> _TASK REQUIREMENTS_
Convert each item below into a JSON list of strings with one string per line, leaving out blank lines.
--- BEGIN INPUT ---
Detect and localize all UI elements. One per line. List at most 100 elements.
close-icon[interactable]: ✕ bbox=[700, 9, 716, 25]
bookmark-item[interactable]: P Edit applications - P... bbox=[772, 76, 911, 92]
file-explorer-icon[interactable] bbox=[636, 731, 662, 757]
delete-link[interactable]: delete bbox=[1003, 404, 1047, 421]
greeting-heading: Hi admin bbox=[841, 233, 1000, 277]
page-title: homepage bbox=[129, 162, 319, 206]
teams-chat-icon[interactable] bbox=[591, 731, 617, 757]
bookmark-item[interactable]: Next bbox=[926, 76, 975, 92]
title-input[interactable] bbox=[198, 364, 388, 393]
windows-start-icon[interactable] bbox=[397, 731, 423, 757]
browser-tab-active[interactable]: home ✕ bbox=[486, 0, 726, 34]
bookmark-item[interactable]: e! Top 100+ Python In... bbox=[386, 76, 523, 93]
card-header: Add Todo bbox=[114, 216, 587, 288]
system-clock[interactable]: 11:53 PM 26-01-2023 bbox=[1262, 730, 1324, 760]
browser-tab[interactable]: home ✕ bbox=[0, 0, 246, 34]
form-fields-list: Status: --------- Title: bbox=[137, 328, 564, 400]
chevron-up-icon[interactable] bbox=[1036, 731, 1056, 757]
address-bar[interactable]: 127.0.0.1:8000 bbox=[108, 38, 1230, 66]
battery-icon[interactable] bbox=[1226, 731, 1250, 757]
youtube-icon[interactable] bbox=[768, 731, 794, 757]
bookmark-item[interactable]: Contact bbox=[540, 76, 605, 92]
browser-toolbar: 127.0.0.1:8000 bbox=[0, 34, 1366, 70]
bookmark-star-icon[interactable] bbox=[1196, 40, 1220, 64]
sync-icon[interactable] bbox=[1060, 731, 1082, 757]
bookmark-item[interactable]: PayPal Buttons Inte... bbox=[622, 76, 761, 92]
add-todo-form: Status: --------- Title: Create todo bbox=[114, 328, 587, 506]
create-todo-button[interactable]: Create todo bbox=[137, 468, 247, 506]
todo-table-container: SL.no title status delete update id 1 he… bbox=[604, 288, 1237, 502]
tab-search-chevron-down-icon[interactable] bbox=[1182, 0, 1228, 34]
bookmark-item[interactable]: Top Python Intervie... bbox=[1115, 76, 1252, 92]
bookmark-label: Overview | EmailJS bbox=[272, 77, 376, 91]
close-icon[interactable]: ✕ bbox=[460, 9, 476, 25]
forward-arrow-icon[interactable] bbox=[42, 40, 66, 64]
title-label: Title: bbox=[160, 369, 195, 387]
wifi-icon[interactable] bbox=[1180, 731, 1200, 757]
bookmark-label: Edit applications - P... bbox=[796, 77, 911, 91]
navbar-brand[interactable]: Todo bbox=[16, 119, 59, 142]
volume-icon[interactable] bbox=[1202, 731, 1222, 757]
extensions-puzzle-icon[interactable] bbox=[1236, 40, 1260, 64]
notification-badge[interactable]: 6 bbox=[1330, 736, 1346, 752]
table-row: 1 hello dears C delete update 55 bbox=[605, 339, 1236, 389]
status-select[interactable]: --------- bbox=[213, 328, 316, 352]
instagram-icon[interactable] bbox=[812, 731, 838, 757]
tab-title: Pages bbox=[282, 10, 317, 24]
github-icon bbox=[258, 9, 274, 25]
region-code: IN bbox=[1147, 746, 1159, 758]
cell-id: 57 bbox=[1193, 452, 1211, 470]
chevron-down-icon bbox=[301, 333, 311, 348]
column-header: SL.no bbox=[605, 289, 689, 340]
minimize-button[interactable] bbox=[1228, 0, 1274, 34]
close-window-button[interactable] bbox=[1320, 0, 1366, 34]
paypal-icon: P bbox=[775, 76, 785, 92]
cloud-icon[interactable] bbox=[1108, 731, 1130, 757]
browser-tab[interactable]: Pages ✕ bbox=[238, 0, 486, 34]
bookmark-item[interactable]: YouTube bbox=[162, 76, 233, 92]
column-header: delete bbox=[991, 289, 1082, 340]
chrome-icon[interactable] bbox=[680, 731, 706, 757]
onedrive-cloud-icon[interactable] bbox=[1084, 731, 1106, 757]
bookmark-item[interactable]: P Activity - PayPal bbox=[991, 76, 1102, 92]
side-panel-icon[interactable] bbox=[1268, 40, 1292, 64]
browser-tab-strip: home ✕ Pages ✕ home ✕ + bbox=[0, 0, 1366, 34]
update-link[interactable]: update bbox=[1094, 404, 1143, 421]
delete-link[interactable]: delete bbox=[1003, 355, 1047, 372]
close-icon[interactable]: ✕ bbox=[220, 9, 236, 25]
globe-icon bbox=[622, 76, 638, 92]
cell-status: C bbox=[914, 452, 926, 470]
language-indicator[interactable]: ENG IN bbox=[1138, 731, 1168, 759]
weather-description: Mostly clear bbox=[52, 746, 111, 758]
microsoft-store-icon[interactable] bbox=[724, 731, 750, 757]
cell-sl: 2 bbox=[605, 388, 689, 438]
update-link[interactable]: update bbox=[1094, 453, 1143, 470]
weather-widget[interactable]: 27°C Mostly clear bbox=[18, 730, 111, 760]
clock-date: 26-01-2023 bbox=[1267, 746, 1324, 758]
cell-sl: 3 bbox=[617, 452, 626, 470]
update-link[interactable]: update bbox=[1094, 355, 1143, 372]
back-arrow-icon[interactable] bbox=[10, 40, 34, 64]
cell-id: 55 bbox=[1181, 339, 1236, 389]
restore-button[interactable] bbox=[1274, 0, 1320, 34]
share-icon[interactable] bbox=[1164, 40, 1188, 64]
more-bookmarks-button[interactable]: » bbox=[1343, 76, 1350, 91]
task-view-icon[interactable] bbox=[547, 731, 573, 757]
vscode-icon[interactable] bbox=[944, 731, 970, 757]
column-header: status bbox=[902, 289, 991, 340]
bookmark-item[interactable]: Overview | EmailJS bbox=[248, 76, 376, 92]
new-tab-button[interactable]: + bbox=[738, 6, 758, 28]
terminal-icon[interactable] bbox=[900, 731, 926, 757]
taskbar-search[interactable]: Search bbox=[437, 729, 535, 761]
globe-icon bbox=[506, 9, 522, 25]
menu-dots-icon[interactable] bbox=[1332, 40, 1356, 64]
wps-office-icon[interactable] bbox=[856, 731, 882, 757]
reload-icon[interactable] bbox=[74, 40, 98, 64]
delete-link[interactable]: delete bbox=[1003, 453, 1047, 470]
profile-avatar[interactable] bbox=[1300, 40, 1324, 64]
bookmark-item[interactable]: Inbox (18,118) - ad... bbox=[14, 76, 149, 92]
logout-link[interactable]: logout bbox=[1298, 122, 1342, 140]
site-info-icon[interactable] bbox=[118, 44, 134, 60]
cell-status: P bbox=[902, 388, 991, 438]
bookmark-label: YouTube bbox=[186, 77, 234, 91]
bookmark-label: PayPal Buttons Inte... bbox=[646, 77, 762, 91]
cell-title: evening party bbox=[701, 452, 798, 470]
--- END INPUT ---
> _WRITTEN ANSWER_
[
  "Detect and localize all UI elements. One per line. List at most 100 elements.",
  "close-icon[interactable]: ✕ bbox=[700, 9, 716, 25]",
  "bookmark-item[interactable]: P Edit applications - P... bbox=[772, 76, 911, 92]",
  "file-explorer-icon[interactable] bbox=[636, 731, 662, 757]",
  "delete-link[interactable]: delete bbox=[1003, 404, 1047, 421]",
  "greeting-heading: Hi admin bbox=[841, 233, 1000, 277]",
  "page-title: homepage bbox=[129, 162, 319, 206]",
  "teams-chat-icon[interactable] bbox=[591, 731, 617, 757]",
  "bookmark-item[interactable]: Next bbox=[926, 76, 975, 92]",
  "title-input[interactable] bbox=[198, 364, 388, 393]",
  "windows-start-icon[interactable] bbox=[397, 731, 423, 757]",
  "browser-tab-active[interactable]: home ✕ bbox=[486, 0, 726, 34]",
  "bookmark-item[interactable]: e! Top 100+ Python In... bbox=[386, 76, 523, 93]",
  "card-header: Add Todo bbox=[114, 216, 587, 288]",
  "system-clock[interactable]: 11:53 PM 26-01-2023 bbox=[1262, 730, 1324, 760]",
  "browser-tab[interactable]: home ✕ bbox=[0, 0, 246, 34]",
  "form-fields-list: Status: --------- Title: bbox=[137, 328, 564, 400]",
  "chevron-up-icon[interactable] bbox=[1036, 731, 1056, 757]",
  "address-bar[interactable]: 127.0.0.1:8000 bbox=[108, 38, 1230, 66]",
  "battery-icon[interactable] bbox=[1226, 731, 1250, 757]",
  "youtube-icon[interactable] bbox=[768, 731, 794, 757]",
  "bookmark-item[interactable]: Contact bbox=[540, 76, 605, 92]",
  "browser-toolbar: 127.0.0.1:8000 bbox=[0, 34, 1366, 70]",
  "bookmark-star-icon[interactable] bbox=[1196, 40, 1220, 64]",
  "sync-icon[interactable] bbox=[1060, 731, 1082, 757]",
  "bookmark-item[interactable]: PayPal Buttons Inte... bbox=[622, 76, 761, 92]",
  "add-todo-form: Status: --------- Title: Create todo bbox=[114, 328, 587, 506]",
  "create-todo-button[interactable]: Create todo bbox=[137, 468, 247, 506]",
  "todo-table-container: SL.no title status delete update id 1 he… bbox=[604, 288, 1237, 502]",
  "tab-search-chevron-down-icon[interactable] bbox=[1182, 0, 1228, 34]",
  "bookmark-item[interactable]: Top Python Intervie... bbox=[1115, 76, 1252, 92]",
  "bookmark-label: Overview | EmailJS bbox=[272, 77, 376, 91]",
  "close-icon[interactable]: ✕ bbox=[460, 9, 476, 25]",
  "forward-arrow-icon[interactable] bbox=[42, 40, 66, 64]",
  "title-label: Title: bbox=[160, 369, 195, 387]",
  "wifi-icon[interactable] bbox=[1180, 731, 1200, 757]",
  "bookmark-label: Edit applications - P... bbox=[796, 77, 911, 91]",
  "navbar-brand[interactable]: Todo bbox=[16, 119, 59, 142]",
  "volume-icon[interactable] bbox=[1202, 731, 1222, 757]",
  "extensions-puzzle-icon[interactable] bbox=[1236, 40, 1260, 64]",
  "notification-badge[interactable]: 6 bbox=[1330, 736, 1346, 752]",
  "table-row: 1 hello dears C delete update 55 bbox=[605, 339, 1236, 389]",
  "status-select[interactable]: --------- bbox=[213, 328, 316, 352]",
  "instagram-icon[interactable] bbox=[812, 731, 838, 757]",
  "tab-title: Pages bbox=[282, 10, 317, 24]",
  "github-icon bbox=[258, 9, 274, 25]",
  "region-code: IN bbox=[1147, 746, 1159, 758]",
  "cell-id: 57 bbox=[1193, 452, 1211, 470]",
  "chevron-down-icon bbox=[301, 333, 311, 348]",
  "column-header: SL.no bbox=[605, 289, 689, 340]",
  "minimize-button[interactable] bbox=[1228, 0, 1274, 34]",
  "close-window-button[interactable] bbox=[1320, 0, 1366, 34]",
  "paypal-icon: P bbox=[775, 76, 785, 92]",
  "cloud-icon[interactable] bbox=[1108, 731, 1130, 757]",
  "browser-tab[interactable]: Pages ✕ bbox=[238, 0, 486, 34]",
  "bookmark-item[interactable]: YouTube bbox=[162, 76, 233, 92]",
  "column-header: delete bbox=[991, 289, 1082, 340]",
  "chrome-icon[interactable] bbox=[680, 731, 706, 757]",
  "onedrive-cloud-icon[interactable] bbox=[1084, 731, 1106, 757]",
  "bookmark-item[interactable]: P Activity - PayPal bbox=[991, 76, 1102, 92]",
  "side-panel-icon[interactable] bbox=[1268, 40, 1292, 64]",
  "browser-tab-strip: home ✕ Pages ✕ home ✕ + bbox=[0, 0, 1366, 34]",
  "update-link[interactable]: update bbox=[1094, 404, 1143, 421]",
  "delete-link[interactable]: delete bbox=[1003, 355, 1047, 372]",
  "close-icon[interactable]: ✕ bbox=[220, 9, 236, 25]",
  "globe-icon bbox=[622, 76, 638, 92]",
  "cell-status: C bbox=[914, 452, 926, 470]",
  "language-indicator[interactable]: ENG IN bbox=[1138, 731, 1168, 759]",
  "weather-description: Mostly clear bbox=[52, 746, 111, 758]",
  "microsoft-store-icon[interactable] bbox=[724, 731, 750, 757]",
  "cell-sl: 2 bbox=[605, 388, 689, 438]",
  "update-link[interactable]: update bbox=[1094, 453, 1143, 470]",
  "weather-widget[interactable]: 27°C Mostly clear bbox=[18, 730, 111, 760]",
  "clock-date: 26-01-2023 bbox=[1267, 746, 1324, 758]",
  "cell-sl: 3 bbox=[617, 452, 626, 470]",
  "update-link[interactable]: update bbox=[1094, 355, 1143, 372]",
  "back-arrow-icon[interactable] bbox=[10, 40, 34, 64]",
  "cell-id: 55 bbox=[1181, 339, 1236, 389]",
  "restore-button[interactable] bbox=[1274, 0, 1320, 34]",
  "share-icon[interactable] bbox=[1164, 40, 1188, 64]",
  "more-bookmarks-button[interactable]: » bbox=[1343, 76, 1350, 91]",
  "task-view-icon[interactable] bbox=[547, 731, 573, 757]",
  "vscode-icon[interactable] bbox=[944, 731, 970, 757]",
  "column-header: status bbox=[902, 289, 991, 340]",
  "bookmark-item[interactable]: Overview | EmailJS bbox=[248, 76, 376, 92]",
  "new-tab-button[interactable]: + bbox=[738, 6, 758, 28]",
  "terminal-icon[interactable] bbox=[900, 731, 926, 757]",
  "taskbar-search[interactable]: Search bbox=[437, 729, 535, 761]",
  "globe-icon bbox=[506, 9, 522, 25]",
  "menu-dots-icon[interactable] bbox=[1332, 40, 1356, 64]",
  "wps-office-icon[interactable] bbox=[856, 731, 882, 757]",
  "reload-icon[interactable] bbox=[74, 40, 98, 64]",
  "delete-link[interactable]: delete bbox=[1003, 453, 1047, 470]",
  "profile-avatar[interactable] bbox=[1300, 40, 1324, 64]",
  "bookmark-item[interactable]: Inbox (18,118) - ad... bbox=[14, 76, 149, 92]",
  "logout-link[interactable]: logout bbox=[1298, 122, 1342, 140]",
  "site-info-icon[interactable] bbox=[118, 44, 134, 60]",
  "cell-status: P bbox=[902, 388, 991, 438]",
  "bookmark-label: YouTube bbox=[186, 77, 234, 91]",
  "bookmark-label: PayPal Buttons Inte... bbox=[646, 77, 762, 91]",
  "cell-title: evening party bbox=[701, 452, 798, 470]"
]